* **THE EXERCISE**
Lines that hold the word "ASTM" should be located and copied.

[begin SOURCE RECORDS]

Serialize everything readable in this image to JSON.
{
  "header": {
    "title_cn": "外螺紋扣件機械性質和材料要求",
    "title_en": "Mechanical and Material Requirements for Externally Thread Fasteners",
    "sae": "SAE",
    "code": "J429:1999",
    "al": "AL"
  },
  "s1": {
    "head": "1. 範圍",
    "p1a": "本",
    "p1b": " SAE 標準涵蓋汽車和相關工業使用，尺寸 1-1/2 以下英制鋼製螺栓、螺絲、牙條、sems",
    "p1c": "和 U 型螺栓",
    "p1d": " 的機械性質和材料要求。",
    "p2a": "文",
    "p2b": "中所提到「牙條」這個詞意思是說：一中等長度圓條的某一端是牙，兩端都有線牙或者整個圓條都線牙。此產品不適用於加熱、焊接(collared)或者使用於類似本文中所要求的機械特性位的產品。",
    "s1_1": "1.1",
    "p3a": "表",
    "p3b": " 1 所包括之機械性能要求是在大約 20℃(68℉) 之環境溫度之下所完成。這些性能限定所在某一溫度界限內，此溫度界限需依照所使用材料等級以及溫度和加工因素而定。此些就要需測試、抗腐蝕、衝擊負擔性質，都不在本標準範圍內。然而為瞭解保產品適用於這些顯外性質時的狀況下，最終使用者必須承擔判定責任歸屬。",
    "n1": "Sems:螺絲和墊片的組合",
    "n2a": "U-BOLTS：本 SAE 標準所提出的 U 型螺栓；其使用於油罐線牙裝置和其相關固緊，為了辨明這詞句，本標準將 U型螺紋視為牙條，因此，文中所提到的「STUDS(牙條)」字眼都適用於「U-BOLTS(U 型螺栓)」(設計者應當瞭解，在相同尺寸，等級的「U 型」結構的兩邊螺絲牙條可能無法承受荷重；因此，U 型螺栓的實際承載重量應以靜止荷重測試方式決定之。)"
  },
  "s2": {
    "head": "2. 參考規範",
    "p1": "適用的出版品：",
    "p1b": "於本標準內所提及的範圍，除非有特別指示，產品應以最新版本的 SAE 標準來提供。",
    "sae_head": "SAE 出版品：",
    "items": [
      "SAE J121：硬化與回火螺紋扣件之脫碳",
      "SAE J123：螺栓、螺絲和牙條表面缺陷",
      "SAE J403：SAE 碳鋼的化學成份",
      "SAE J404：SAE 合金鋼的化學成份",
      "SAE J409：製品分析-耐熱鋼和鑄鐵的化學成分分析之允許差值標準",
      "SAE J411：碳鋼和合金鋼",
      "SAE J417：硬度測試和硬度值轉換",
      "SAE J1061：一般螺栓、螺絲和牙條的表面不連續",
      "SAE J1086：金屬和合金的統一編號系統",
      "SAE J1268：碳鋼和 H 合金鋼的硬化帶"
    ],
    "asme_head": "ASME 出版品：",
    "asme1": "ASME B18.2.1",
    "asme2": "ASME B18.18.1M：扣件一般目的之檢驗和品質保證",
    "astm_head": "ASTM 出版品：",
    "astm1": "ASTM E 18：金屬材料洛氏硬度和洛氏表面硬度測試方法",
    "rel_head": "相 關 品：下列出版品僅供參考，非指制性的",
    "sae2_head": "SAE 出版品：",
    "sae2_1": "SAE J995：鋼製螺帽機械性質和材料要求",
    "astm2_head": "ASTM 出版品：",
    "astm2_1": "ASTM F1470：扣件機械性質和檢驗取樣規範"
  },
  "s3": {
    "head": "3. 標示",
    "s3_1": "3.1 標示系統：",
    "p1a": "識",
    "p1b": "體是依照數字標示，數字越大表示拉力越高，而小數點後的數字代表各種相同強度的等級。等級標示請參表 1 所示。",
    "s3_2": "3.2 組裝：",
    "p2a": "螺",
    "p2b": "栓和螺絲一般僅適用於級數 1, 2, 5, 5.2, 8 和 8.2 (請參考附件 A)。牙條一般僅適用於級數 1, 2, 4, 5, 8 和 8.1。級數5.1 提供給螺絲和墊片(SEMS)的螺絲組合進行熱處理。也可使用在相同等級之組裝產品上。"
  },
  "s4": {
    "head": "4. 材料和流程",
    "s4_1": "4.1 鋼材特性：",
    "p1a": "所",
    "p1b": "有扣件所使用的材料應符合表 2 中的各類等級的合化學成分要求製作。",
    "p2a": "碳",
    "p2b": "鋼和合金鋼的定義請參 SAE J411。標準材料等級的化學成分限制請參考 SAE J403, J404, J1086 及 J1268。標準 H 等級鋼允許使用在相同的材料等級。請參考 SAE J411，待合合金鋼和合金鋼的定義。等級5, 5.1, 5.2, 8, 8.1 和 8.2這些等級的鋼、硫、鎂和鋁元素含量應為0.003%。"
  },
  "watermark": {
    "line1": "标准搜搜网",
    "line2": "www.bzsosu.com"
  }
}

[end SOURCE RECORDS]

* **WRITTEN ANSWER**
    "astm_head": "ASTM 出版品：",
    "astm1": "ASTM E 18：金屬材料洛氏硬度和洛氏表面硬度測試方法",
    "astm2_head": "ASTM 出版品：",
    "astm2_1": "ASTM F1470：扣件機械性質和檢驗取樣規範"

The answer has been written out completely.